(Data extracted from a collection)
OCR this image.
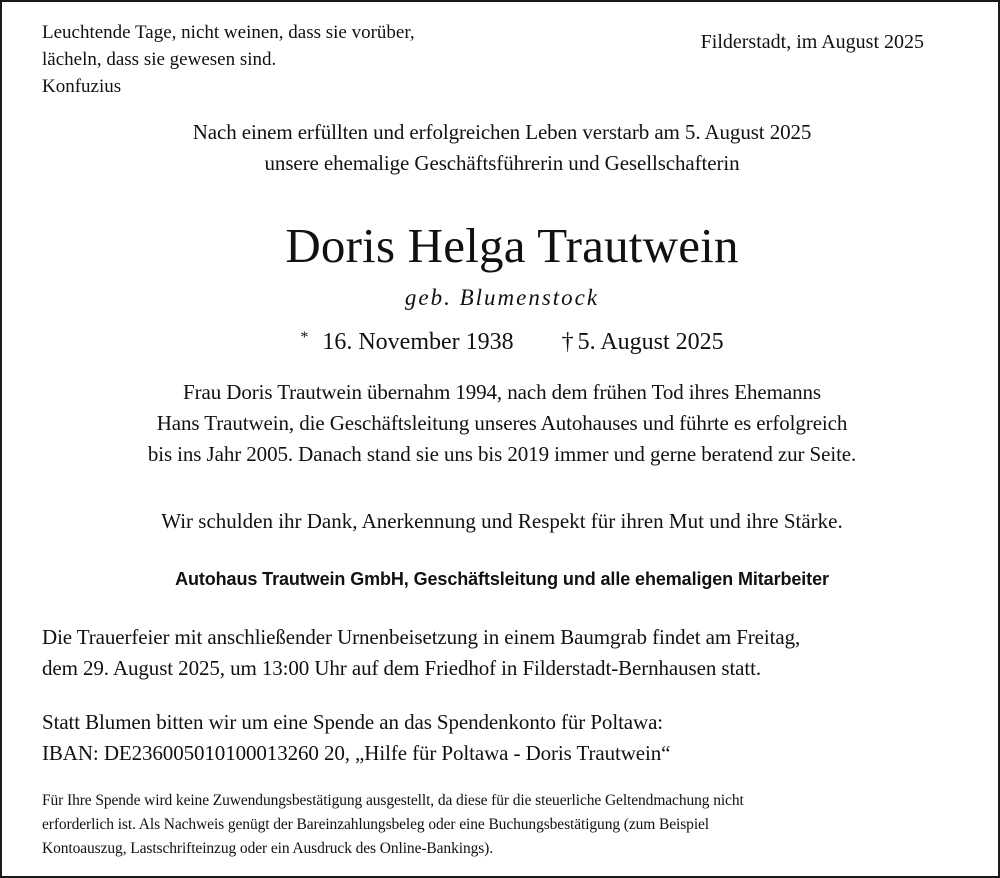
Leuchtende Tage, nicht weinen, dass sie vorüber,
lächeln, dass sie gewesen sind.
Konfuzius
Filderstadt, im August 2025
Nach einem erfüllten und erfolgreichen Leben verstarb am 5. August 2025
unsere ehemalige Geschäftsführerin und Gesellschafterin
Doris Helga Trautwein
geb. Blumenstock
* 16. November 1938 † 5. August 2025
Frau Doris Trautwein übernahm 1994, nach dem frühen Tod ihres Ehemanns
Hans Trautwein, die Geschäftsleitung unseres Autohauses und führte es erfolgreich
bis ins Jahr 2005. Danach stand sie uns bis 2019 immer und gerne beratend zur Seite.
Wir schulden ihr Dank, Anerkennung und Respekt für ihren Mut und ihre Stärke.
Autohaus Trautwein GmbH, Geschäftsleitung und alle ehemaligen Mitarbeiter
Die Trauerfeier mit anschließender Urnenbeisetzung in einem Baumgrab findet am Freitag,
dem 29. August 2025, um 13:00 Uhr auf dem Friedhof in Filderstadt-Bernhausen statt.
Statt Blumen bitten wir um eine Spende an das Spendenkonto für Poltawa:
IBAN: DE236005010100013260 20, „Hilfe für Poltawa - Doris Trautwein“
Für Ihre Spende wird keine Zuwendungsbestätigung ausgestellt, da diese für die steuerliche Geltendmachung nicht
erforderlich ist. Als Nachweis genügt der Bareinzahlungsbeleg oder eine Buchungsbestätigung (zum Beispiel
Kontoauszug, Lastschrifteinzug oder ein Ausdruck des Online-Bankings).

_WHAT YOU NEED TO DO_
Quote the data above in full and without alteration; skip the pictures.

_COMPLETE ANSWER_
OCR this image.
Leuchtende Tage, nicht weinen, dass sie vorüber,
lächeln, dass sie gewesen sind.
Konfuzius
Filderstadt, im August 2025
Nach einem erfüllten und erfolgreichen Leben verstarb am 5. August 2025
unsere ehemalige Geschäftsführerin und Gesellschafterin
Doris Helga Trautwein
geb. Blumenstock
* 16. November 1938 † 5. August 2025
Frau Doris Trautwein übernahm 1994, nach dem frühen Tod ihres Ehemanns
Hans Trautwein, die Geschäftsleitung unseres Autohauses und führte es erfolgreich
bis ins Jahr 2005. Danach stand sie uns bis 2019 immer und gerne beratend zur Seite.
Wir schulden ihr Dank, Anerkennung und Respekt für ihren Mut und ihre Stärke.
Autohaus Trautwein GmbH, Geschäftsleitung und alle ehemaligen Mitarbeiter
Die Trauerfeier mit anschließender Urnenbeisetzung in einem Baumgrab findet am Freitag,
dem 29. August 2025, um 13:00 Uhr auf dem Friedhof in Filderstadt-Bernhausen statt.
Statt Blumen bitten wir um eine Spende an das Spendenkonto für Poltawa:
IBAN: DE236005010100013260 20, „Hilfe für Poltawa - Doris Trautwein“
Für Ihre Spende wird keine Zuwendungsbestätigung ausgestellt, da diese für die steuerliche Geltendmachung nicht
erforderlich ist. Als Nachweis genügt der Bareinzahlungsbeleg oder eine Buchungsbestätigung (zum Beispiel
Kontoauszug, Lastschrifteinzug oder ein Ausdruck des Online-Bankings).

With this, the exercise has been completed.